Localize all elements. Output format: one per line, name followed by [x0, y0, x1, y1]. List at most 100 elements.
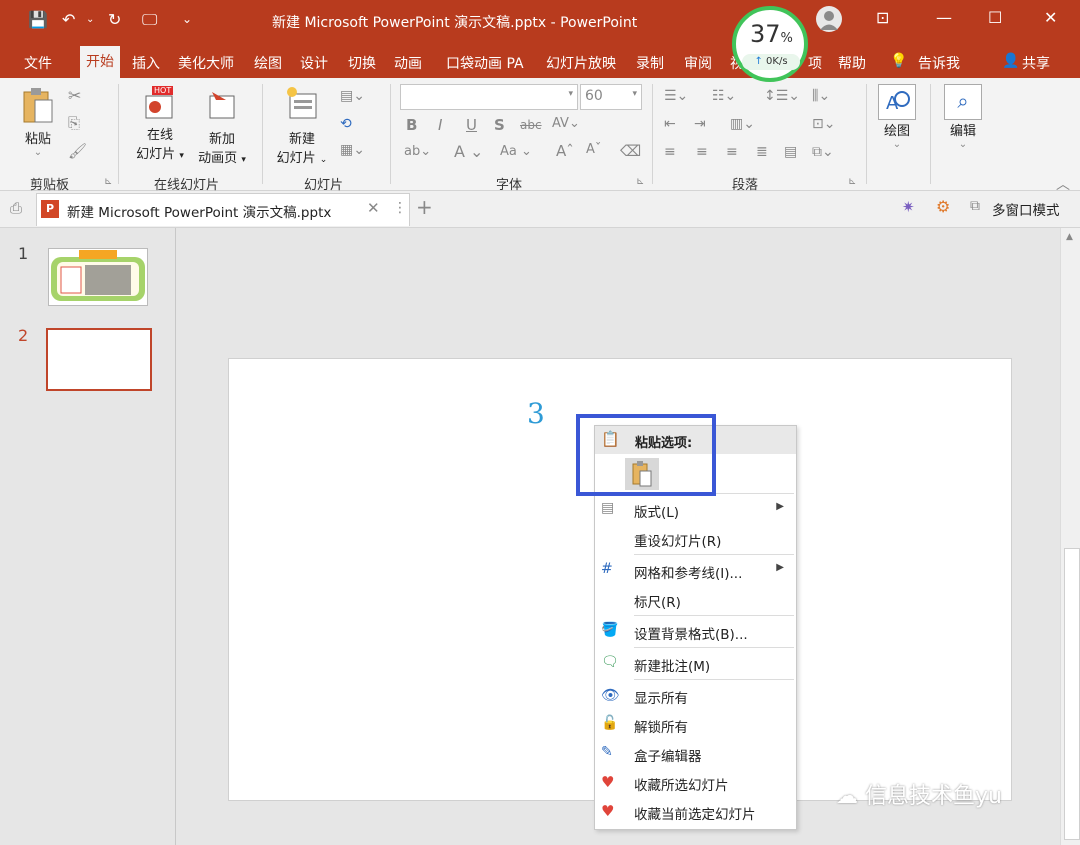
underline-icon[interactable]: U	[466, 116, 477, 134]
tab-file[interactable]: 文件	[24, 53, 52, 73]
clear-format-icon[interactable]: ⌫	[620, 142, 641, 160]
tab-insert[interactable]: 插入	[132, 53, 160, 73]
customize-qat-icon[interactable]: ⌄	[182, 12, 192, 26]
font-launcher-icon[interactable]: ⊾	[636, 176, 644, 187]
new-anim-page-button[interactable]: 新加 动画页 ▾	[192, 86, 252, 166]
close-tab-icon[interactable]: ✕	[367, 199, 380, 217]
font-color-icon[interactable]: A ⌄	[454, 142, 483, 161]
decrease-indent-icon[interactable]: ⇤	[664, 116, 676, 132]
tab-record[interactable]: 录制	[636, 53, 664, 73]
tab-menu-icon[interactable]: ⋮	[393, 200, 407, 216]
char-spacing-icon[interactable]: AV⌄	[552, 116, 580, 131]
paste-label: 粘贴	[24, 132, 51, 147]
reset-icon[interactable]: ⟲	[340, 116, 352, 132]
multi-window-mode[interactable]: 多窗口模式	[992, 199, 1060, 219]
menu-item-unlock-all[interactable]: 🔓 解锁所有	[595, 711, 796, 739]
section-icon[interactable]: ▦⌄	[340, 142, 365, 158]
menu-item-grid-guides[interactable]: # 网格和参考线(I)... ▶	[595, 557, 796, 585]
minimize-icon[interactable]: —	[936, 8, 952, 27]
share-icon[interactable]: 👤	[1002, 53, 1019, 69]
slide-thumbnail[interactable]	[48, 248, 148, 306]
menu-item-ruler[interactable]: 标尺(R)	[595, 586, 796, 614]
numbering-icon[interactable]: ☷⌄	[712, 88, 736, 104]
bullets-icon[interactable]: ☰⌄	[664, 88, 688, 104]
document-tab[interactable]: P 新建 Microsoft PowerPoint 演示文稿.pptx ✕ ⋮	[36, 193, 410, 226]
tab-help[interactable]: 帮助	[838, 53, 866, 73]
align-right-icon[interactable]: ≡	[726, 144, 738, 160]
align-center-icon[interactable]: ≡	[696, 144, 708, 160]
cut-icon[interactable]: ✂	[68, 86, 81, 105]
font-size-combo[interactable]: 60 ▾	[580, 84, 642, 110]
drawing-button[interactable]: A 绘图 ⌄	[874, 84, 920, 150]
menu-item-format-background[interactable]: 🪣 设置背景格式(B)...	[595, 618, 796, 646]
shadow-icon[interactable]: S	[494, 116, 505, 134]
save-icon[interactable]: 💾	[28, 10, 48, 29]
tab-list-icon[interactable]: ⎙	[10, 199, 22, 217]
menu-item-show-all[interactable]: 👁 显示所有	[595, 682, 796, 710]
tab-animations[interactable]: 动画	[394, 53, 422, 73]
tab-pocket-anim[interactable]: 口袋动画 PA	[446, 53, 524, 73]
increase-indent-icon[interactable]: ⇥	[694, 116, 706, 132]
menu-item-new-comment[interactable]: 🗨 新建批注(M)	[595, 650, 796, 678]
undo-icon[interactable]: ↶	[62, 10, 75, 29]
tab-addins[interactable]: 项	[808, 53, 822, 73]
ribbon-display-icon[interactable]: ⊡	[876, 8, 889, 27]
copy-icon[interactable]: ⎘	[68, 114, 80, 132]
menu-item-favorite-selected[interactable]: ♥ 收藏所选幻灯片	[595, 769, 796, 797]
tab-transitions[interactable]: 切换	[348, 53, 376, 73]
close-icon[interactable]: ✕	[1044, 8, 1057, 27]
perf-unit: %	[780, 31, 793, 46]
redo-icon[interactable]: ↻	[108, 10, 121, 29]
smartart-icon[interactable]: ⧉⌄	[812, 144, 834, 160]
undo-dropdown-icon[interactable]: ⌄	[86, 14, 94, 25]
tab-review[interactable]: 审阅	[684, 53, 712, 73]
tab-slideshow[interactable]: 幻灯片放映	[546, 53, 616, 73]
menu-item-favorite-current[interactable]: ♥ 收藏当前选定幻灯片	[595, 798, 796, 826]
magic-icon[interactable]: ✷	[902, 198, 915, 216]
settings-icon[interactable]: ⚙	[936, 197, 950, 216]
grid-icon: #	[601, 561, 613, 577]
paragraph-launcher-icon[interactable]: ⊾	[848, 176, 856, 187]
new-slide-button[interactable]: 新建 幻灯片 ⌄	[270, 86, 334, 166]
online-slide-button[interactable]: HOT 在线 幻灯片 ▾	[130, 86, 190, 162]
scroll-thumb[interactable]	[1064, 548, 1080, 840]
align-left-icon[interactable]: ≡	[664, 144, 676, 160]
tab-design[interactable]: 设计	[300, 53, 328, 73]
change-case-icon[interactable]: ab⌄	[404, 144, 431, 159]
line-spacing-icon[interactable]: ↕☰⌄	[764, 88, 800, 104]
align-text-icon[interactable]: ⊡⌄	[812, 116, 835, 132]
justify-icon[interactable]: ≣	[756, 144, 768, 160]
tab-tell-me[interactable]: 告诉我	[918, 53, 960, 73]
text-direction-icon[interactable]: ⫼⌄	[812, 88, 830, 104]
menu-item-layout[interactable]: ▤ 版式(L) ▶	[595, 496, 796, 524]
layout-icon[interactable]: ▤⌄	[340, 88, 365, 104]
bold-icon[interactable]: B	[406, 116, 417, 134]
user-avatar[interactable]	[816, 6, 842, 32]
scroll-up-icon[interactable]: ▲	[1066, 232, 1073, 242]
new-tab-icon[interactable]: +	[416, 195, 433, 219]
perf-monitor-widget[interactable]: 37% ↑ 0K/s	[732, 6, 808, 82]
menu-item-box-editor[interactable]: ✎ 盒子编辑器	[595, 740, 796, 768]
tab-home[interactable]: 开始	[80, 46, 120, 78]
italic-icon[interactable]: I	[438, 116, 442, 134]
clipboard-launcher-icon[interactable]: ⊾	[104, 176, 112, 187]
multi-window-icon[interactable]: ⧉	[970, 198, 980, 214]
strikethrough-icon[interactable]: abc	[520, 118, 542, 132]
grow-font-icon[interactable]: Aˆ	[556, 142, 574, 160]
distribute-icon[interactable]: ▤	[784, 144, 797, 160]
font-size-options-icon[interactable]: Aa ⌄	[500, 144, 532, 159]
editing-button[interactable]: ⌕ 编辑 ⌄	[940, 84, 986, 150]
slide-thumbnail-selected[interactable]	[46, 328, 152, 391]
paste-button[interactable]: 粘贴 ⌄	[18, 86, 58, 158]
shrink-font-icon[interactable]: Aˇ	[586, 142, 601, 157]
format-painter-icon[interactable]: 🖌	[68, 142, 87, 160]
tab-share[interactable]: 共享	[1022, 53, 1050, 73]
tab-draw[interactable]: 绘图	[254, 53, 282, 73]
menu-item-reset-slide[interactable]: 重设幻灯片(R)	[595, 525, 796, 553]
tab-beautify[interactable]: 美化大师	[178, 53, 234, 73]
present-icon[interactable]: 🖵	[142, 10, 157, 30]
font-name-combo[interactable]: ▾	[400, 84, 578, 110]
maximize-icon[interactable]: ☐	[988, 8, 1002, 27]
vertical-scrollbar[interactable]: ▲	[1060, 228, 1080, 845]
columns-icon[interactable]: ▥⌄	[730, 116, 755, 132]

------------------------------------------------

Task description: Reproduce every line of the entries above verbatim, with each character unchanged. Omit the pictures from your output.

Final answer:
Localize all elements. Output format: one per line, name followed by [x0, y0, x1, y1]. List at most 100 elements.
underline-icon[interactable]: U	[466, 116, 477, 134]
tab-file[interactable]: 文件	[24, 53, 52, 73]
clear-format-icon[interactable]: ⌫	[620, 142, 641, 160]
tab-insert[interactable]: 插入	[132, 53, 160, 73]
customize-qat-icon[interactable]: ⌄	[182, 12, 192, 26]
font-launcher-icon[interactable]: ⊾	[636, 176, 644, 187]
new-anim-page-button[interactable]: 新加 动画页 ▾	[192, 86, 252, 166]
close-tab-icon[interactable]: ✕	[367, 199, 380, 217]
font-color-icon[interactable]: A ⌄	[454, 142, 483, 161]
decrease-indent-icon[interactable]: ⇤	[664, 116, 676, 132]
tab-record[interactable]: 录制	[636, 53, 664, 73]
tab-menu-icon[interactable]: ⋮	[393, 200, 407, 216]
char-spacing-icon[interactable]: AV⌄	[552, 116, 580, 131]
paste-label: 粘贴	[24, 132, 51, 147]
reset-icon[interactable]: ⟲	[340, 116, 352, 132]
multi-window-mode[interactable]: 多窗口模式	[992, 199, 1060, 219]
menu-item-unlock-all[interactable]: 🔓 解锁所有	[595, 711, 796, 739]
section-icon[interactable]: ▦⌄	[340, 142, 365, 158]
menu-item-grid-guides[interactable]: # 网格和参考线(I)... ▶	[595, 557, 796, 585]
minimize-icon[interactable]: —	[936, 8, 952, 27]
share-icon[interactable]: 👤	[1002, 53, 1019, 69]
slide-thumbnail[interactable]	[48, 248, 148, 306]
menu-item-ruler[interactable]: 标尺(R)	[595, 586, 796, 614]
numbering-icon[interactable]: ☷⌄	[712, 88, 736, 104]
bullets-icon[interactable]: ☰⌄	[664, 88, 688, 104]
document-tab[interactable]: P 新建 Microsoft PowerPoint 演示文稿.pptx ✕ ⋮	[36, 193, 410, 226]
tab-help[interactable]: 帮助	[838, 53, 866, 73]
align-right-icon[interactable]: ≡	[726, 144, 738, 160]
align-center-icon[interactable]: ≡	[696, 144, 708, 160]
cut-icon[interactable]: ✂	[68, 86, 81, 105]
font-size-combo[interactable]: 60 ▾	[580, 84, 642, 110]
drawing-button[interactable]: A 绘图 ⌄	[874, 84, 920, 150]
menu-item-format-background[interactable]: 🪣 设置背景格式(B)...	[595, 618, 796, 646]
shadow-icon[interactable]: S	[494, 116, 505, 134]
save-icon[interactable]: 💾	[28, 10, 48, 29]
tab-list-icon[interactable]: ⎙	[10, 199, 22, 217]
menu-item-show-all[interactable]: 👁 显示所有	[595, 682, 796, 710]
tab-animations[interactable]: 动画	[394, 53, 422, 73]
tab-pocket-anim[interactable]: 口袋动画 PA	[446, 53, 524, 73]
increase-indent-icon[interactable]: ⇥	[694, 116, 706, 132]
menu-item-new-comment[interactable]: 🗨 新建批注(M)	[595, 650, 796, 678]
undo-icon[interactable]: ↶	[62, 10, 75, 29]
tab-addins[interactable]: 项	[808, 53, 822, 73]
ribbon-display-icon[interactable]: ⊡	[876, 8, 889, 27]
copy-icon[interactable]: ⎘	[68, 114, 80, 132]
menu-item-favorite-selected[interactable]: ♥ 收藏所选幻灯片	[595, 769, 796, 797]
tab-transitions[interactable]: 切换	[348, 53, 376, 73]
close-icon[interactable]: ✕	[1044, 8, 1057, 27]
perf-unit: %	[780, 31, 793, 46]
redo-icon[interactable]: ↻	[108, 10, 121, 29]
smartart-icon[interactable]: ⧉⌄	[812, 144, 834, 160]
undo-dropdown-icon[interactable]: ⌄	[86, 14, 94, 25]
tab-review[interactable]: 审阅	[684, 53, 712, 73]
tab-slideshow[interactable]: 幻灯片放映	[546, 53, 616, 73]
menu-item-favorite-current[interactable]: ♥ 收藏当前选定幻灯片	[595, 798, 796, 826]
magic-icon[interactable]: ✷	[902, 198, 915, 216]
settings-icon[interactable]: ⚙	[936, 197, 950, 216]
grid-icon: #	[601, 561, 613, 577]
paragraph-launcher-icon[interactable]: ⊾	[848, 176, 856, 187]
new-slide-button[interactable]: 新建 幻灯片 ⌄	[270, 86, 334, 166]
online-slide-button[interactable]: HOT 在线 幻灯片 ▾	[130, 86, 190, 162]
scroll-thumb[interactable]	[1064, 548, 1080, 840]
align-left-icon[interactable]: ≡	[664, 144, 676, 160]
tab-design[interactable]: 设计	[300, 53, 328, 73]
change-case-icon[interactable]: ab⌄	[404, 144, 431, 159]
line-spacing-icon[interactable]: ↕☰⌄	[764, 88, 800, 104]
align-text-icon[interactable]: ⊡⌄	[812, 116, 835, 132]
justify-icon[interactable]: ≣	[756, 144, 768, 160]
tab-tell-me[interactable]: 告诉我	[918, 53, 960, 73]
text-direction-icon[interactable]: ⫼⌄	[812, 88, 830, 104]
menu-item-layout[interactable]: ▤ 版式(L) ▶	[595, 496, 796, 524]
layout-icon[interactable]: ▤⌄	[340, 88, 365, 104]
bold-icon[interactable]: B	[406, 116, 417, 134]
user-avatar[interactable]	[816, 6, 842, 32]
scroll-up-icon[interactable]: ▲	[1066, 232, 1073, 242]
new-tab-icon[interactable]: +	[416, 195, 433, 219]
perf-monitor-widget[interactable]: 37% ↑ 0K/s	[732, 6, 808, 82]
menu-item-box-editor[interactable]: ✎ 盒子编辑器	[595, 740, 796, 768]
tab-home[interactable]: 开始	[80, 46, 120, 78]
italic-icon[interactable]: I	[438, 116, 442, 134]
clipboard-launcher-icon[interactable]: ⊾	[104, 176, 112, 187]
multi-window-icon[interactable]: ⧉	[970, 198, 980, 214]
strikethrough-icon[interactable]: abc	[520, 118, 542, 132]
grow-font-icon[interactable]: Aˆ	[556, 142, 574, 160]
distribute-icon[interactable]: ▤	[784, 144, 797, 160]
font-size-options-icon[interactable]: Aa ⌄	[500, 144, 532, 159]
editing-button[interactable]: ⌕ 编辑 ⌄	[940, 84, 986, 150]
slide-thumbnail-selected[interactable]	[46, 328, 152, 391]
paste-button[interactable]: 粘贴 ⌄	[18, 86, 58, 158]
shrink-font-icon[interactable]: Aˇ	[586, 142, 601, 157]
format-painter-icon[interactable]: 🖌	[68, 142, 87, 160]
tab-share[interactable]: 共享	[1022, 53, 1050, 73]
tab-draw[interactable]: 绘图	[254, 53, 282, 73]
menu-item-reset-slide[interactable]: 重设幻灯片(R)	[595, 525, 796, 553]
tab-beautify[interactable]: 美化大师	[178, 53, 234, 73]
present-icon[interactable]: 🖵	[142, 10, 157, 30]
font-name-combo[interactable]: ▾	[400, 84, 578, 110]
maximize-icon[interactable]: ☐	[988, 8, 1002, 27]
vertical-scrollbar[interactable]: ▲	[1060, 228, 1080, 845]
columns-icon[interactable]: ▥⌄	[730, 116, 755, 132]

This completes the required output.